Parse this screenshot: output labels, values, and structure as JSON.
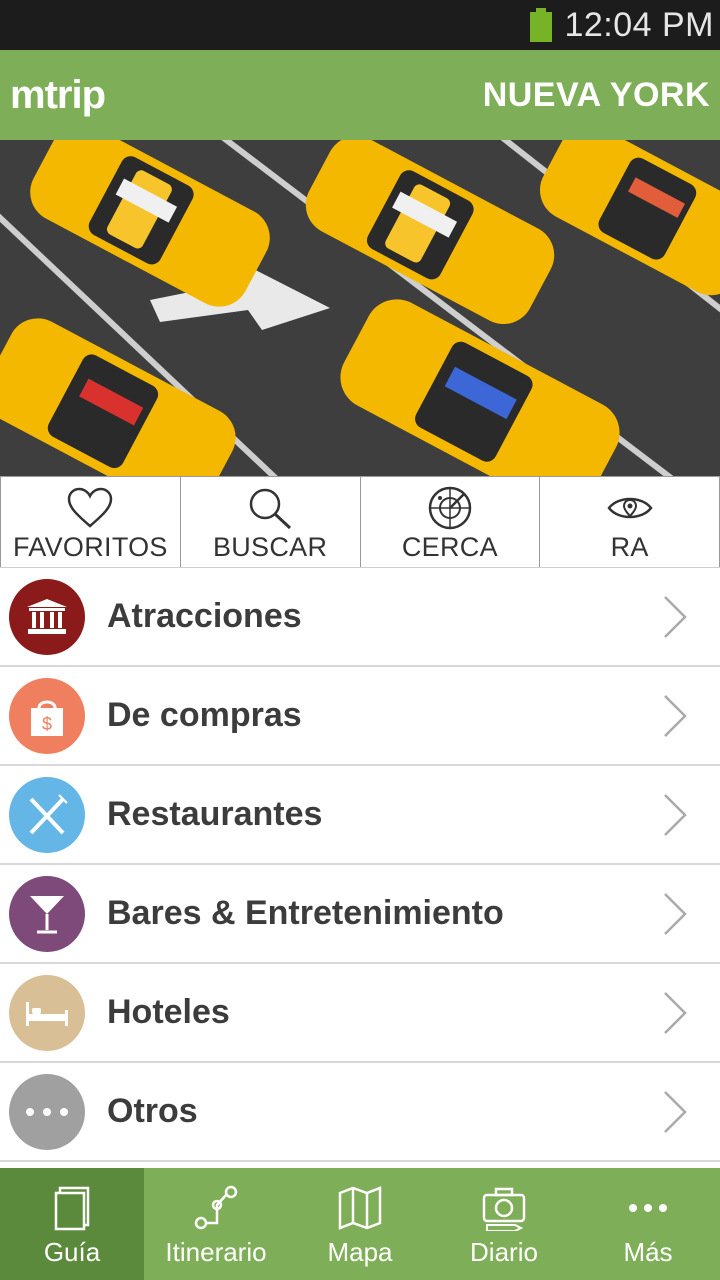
{
  "status_bar": {
    "time": "12:04 PM"
  },
  "header": {
    "logo": "mtrip",
    "city": "NUEVA YORK"
  },
  "quick_actions": [
    {
      "label": "FAVORITOS",
      "icon": "heart-icon"
    },
    {
      "label": "BUSCAR",
      "icon": "search-icon"
    },
    {
      "label": "CERCA",
      "icon": "radar-icon"
    },
    {
      "label": "RA",
      "icon": "eye-icon"
    }
  ],
  "categories": [
    {
      "label": "Atracciones",
      "icon": "museum-icon",
      "color": "#8b1a1a"
    },
    {
      "label": "De compras",
      "icon": "shopping-bag-icon",
      "color": "#ef7f5e"
    },
    {
      "label": "Restaurantes",
      "icon": "cutlery-icon",
      "color": "#63b6e6"
    },
    {
      "label": "Bares & Entretenimiento",
      "icon": "cocktail-icon",
      "color": "#7d4a7a"
    },
    {
      "label": "Hoteles",
      "icon": "bed-icon",
      "color": "#d8bf96"
    },
    {
      "label": "Otros",
      "icon": "more-icon",
      "color": "#a0a0a0"
    }
  ],
  "bottom_nav": [
    {
      "label": "Guía",
      "icon": "book-icon",
      "active": true
    },
    {
      "label": "Itinerario",
      "icon": "route-icon",
      "active": false
    },
    {
      "label": "Mapa",
      "icon": "map-icon",
      "active": false
    },
    {
      "label": "Diario",
      "icon": "camera-icon",
      "active": false
    },
    {
      "label": "Más",
      "icon": "more-dots-icon",
      "active": false
    }
  ],
  "colors": {
    "brand_green": "#7fae58",
    "active_green": "#5c8a3c",
    "status_bar": "#1c1c1c",
    "taxi_yellow": "#f5b800"
  }
}
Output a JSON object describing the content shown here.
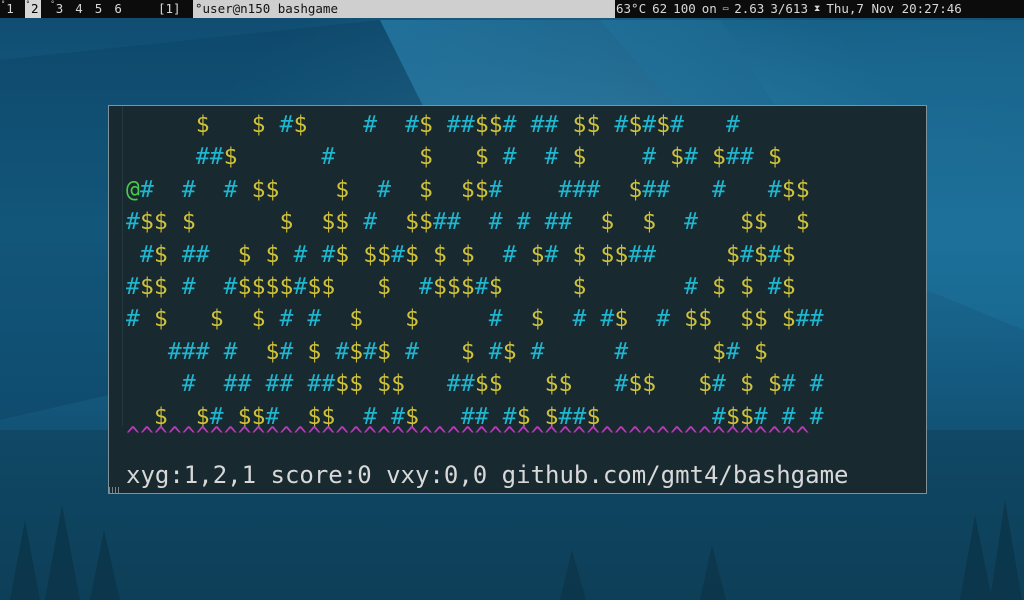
{
  "topbar": {
    "workspaces": [
      {
        "sup": "°",
        "num": "1",
        "active": false
      },
      {
        "sup": "°",
        "num": "2",
        "active": true
      },
      {
        "sup": "°",
        "num": "3",
        "active": false
      },
      {
        "sup": "",
        "num": "4",
        "active": false
      },
      {
        "sup": "",
        "num": "5",
        "active": false
      },
      {
        "sup": "",
        "num": "6",
        "active": false
      }
    ],
    "layout": "[1]",
    "window_title": "°user@n150 bashgame",
    "temp": "63°C",
    "cpu": "62",
    "battery": "100",
    "ac": "on",
    "load_icon": "monitor-icon",
    "load": "2.63",
    "mem": "3/613",
    "clock_icon": "hourglass-icon",
    "datetime": "Thu,7 Nov 20:27:46"
  },
  "terminal": {
    "rows": [
      "     $   $ #$    #  #$ ##$$# ## $$ #$#$#   #",
      "     ##$      #      $   $ #  # $    # $# $## $",
      "@#  #  # $$    $  #  $  $$#    ###  $##   #   #$$",
      "#$$ $      $  $$ #  $$##  # # ##  $  $  #   $$  $",
      " #$ ##  $ $ # #$ $$#$ $ $  # $# $ $$##     $#$#$",
      "#$$ #  #$$$$#$$   $  #$$$#$     $       # $ $ #$",
      "# $   $  $ # #  $   $     #  $  # #$  # $$  $$ $##",
      "   ### #  $# $ #$#$ #   $ #$ #     #      $# $",
      "    #  ## ## ##$$ $$   ##$$   $$   #$$   $# $ $# #",
      "  $  $# $$#  $$  # #$   ## #$ $##$        #$$# # #"
    ],
    "floor": "^^^^^^^^^^^^^^^^^^^^^^^^^^^^^^^^^^^^^^^^^^^^^^^^^",
    "status_line": "xyg:1,2,1 score:0 vxy:0,0 github.com/gmt4/bashgame"
  },
  "colors": {
    "hash": "#1fb6cf",
    "dollar": "#cfc23a",
    "player": "#4cc84a",
    "floor": "#b83ab8",
    "terminal_bg": "#182930"
  }
}
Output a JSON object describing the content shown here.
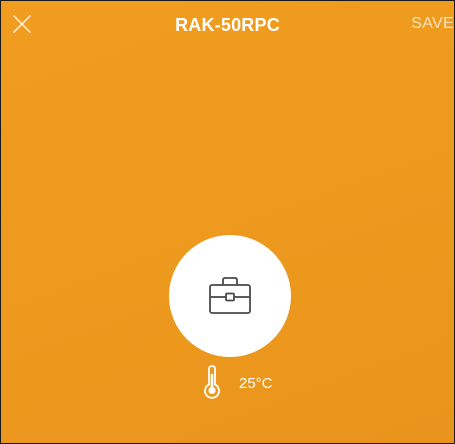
{
  "header": {
    "title": "RAK-50RPC",
    "save_label": "SAVE",
    "close_icon": "close-icon"
  },
  "mode": {
    "icon": "briefcase-icon"
  },
  "status": {
    "temperature": "25°C",
    "temperature_icon": "thermometer-icon"
  },
  "colors": {
    "background": "#ee9a1e",
    "circle": "#ffffff",
    "icon_stroke": "#4a4a4a",
    "text": "#ffffff"
  }
}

Task details
Copy out the data above exactly, except the pictures.

Reply to the task
Parse this screenshot: output labels, values, and structure as JSON.
{
  "status_bar": {
    "time": "12:04 PM"
  },
  "header": {
    "logo": "mtrip",
    "city": "NUEVA YORK"
  },
  "quick_actions": [
    {
      "label": "FAVORITOS",
      "icon": "heart-icon"
    },
    {
      "label": "BUSCAR",
      "icon": "search-icon"
    },
    {
      "label": "CERCA",
      "icon": "radar-icon"
    },
    {
      "label": "RA",
      "icon": "eye-icon"
    }
  ],
  "categories": [
    {
      "label": "Atracciones",
      "icon": "museum-icon",
      "color": "#8b1a1a"
    },
    {
      "label": "De compras",
      "icon": "shopping-bag-icon",
      "color": "#ef7f5e"
    },
    {
      "label": "Restaurantes",
      "icon": "cutlery-icon",
      "color": "#63b6e6"
    },
    {
      "label": "Bares & Entretenimiento",
      "icon": "cocktail-icon",
      "color": "#7d4a7a"
    },
    {
      "label": "Hoteles",
      "icon": "bed-icon",
      "color": "#d8bf96"
    },
    {
      "label": "Otros",
      "icon": "more-icon",
      "color": "#a0a0a0"
    }
  ],
  "bottom_nav": [
    {
      "label": "Guía",
      "icon": "book-icon",
      "active": true
    },
    {
      "label": "Itinerario",
      "icon": "route-icon",
      "active": false
    },
    {
      "label": "Mapa",
      "icon": "map-icon",
      "active": false
    },
    {
      "label": "Diario",
      "icon": "camera-icon",
      "active": false
    },
    {
      "label": "Más",
      "icon": "more-dots-icon",
      "active": false
    }
  ],
  "colors": {
    "brand_green": "#7fae58",
    "active_green": "#5c8a3c",
    "status_bar": "#1c1c1c",
    "taxi_yellow": "#f5b800"
  }
}
Output a JSON object describing the content shown here.
{
  "topbar": {
    "workspaces": [
      {
        "sup": "°",
        "num": "1",
        "active": false
      },
      {
        "sup": "°",
        "num": "2",
        "active": true
      },
      {
        "sup": "°",
        "num": "3",
        "active": false
      },
      {
        "sup": "",
        "num": "4",
        "active": false
      },
      {
        "sup": "",
        "num": "5",
        "active": false
      },
      {
        "sup": "",
        "num": "6",
        "active": false
      }
    ],
    "layout": "[1]",
    "window_title": "°user@n150 bashgame",
    "temp": "63°C",
    "cpu": "62",
    "battery": "100",
    "ac": "on",
    "load_icon": "monitor-icon",
    "load": "2.63",
    "mem": "3/613",
    "clock_icon": "hourglass-icon",
    "datetime": "Thu,7 Nov 20:27:46"
  },
  "terminal": {
    "rows": [
      "     $   $ #$    #  #$ ##$$# ## $$ #$#$#   #",
      "     ##$      #      $   $ #  # $    # $# $## $",
      "@#  #  # $$    $  #  $  $$#    ###  $##   #   #$$",
      "#$$ $      $  $$ #  $$##  # # ##  $  $  #   $$  $",
      " #$ ##  $ $ # #$ $$#$ $ $  # $# $ $$##     $#$#$",
      "#$$ #  #$$$$#$$   $  #$$$#$     $       # $ $ #$",
      "# $   $  $ # #  $   $     #  $  # #$  # $$  $$ $##",
      "   ### #  $# $ #$#$ #   $ #$ #     #      $# $",
      "    #  ## ## ##$$ $$   ##$$   $$   #$$   $# $ $# #",
      "  $  $# $$#  $$  # #$   ## #$ $##$        #$$# # #"
    ],
    "floor": "^^^^^^^^^^^^^^^^^^^^^^^^^^^^^^^^^^^^^^^^^^^^^^^^^",
    "status_line": "xyg:1,2,1 score:0 vxy:0,0 github.com/gmt4/bashgame"
  },
  "colors": {
    "hash": "#1fb6cf",
    "dollar": "#cfc23a",
    "player": "#4cc84a",
    "floor": "#b83ab8",
    "terminal_bg": "#182930"
  }
}
Output a JSON object describing the content shown here.
{
  "header": {
    "title": "RAK-50RPC",
    "save_label": "SAVE",
    "close_icon": "close-icon"
  },
  "mode": {
    "icon": "briefcase-icon"
  },
  "status": {
    "temperature": "25°C",
    "temperature_icon": "thermometer-icon"
  },
  "colors": {
    "background": "#ee9a1e",
    "circle": "#ffffff",
    "icon_stroke": "#4a4a4a",
    "text": "#ffffff"
  }
}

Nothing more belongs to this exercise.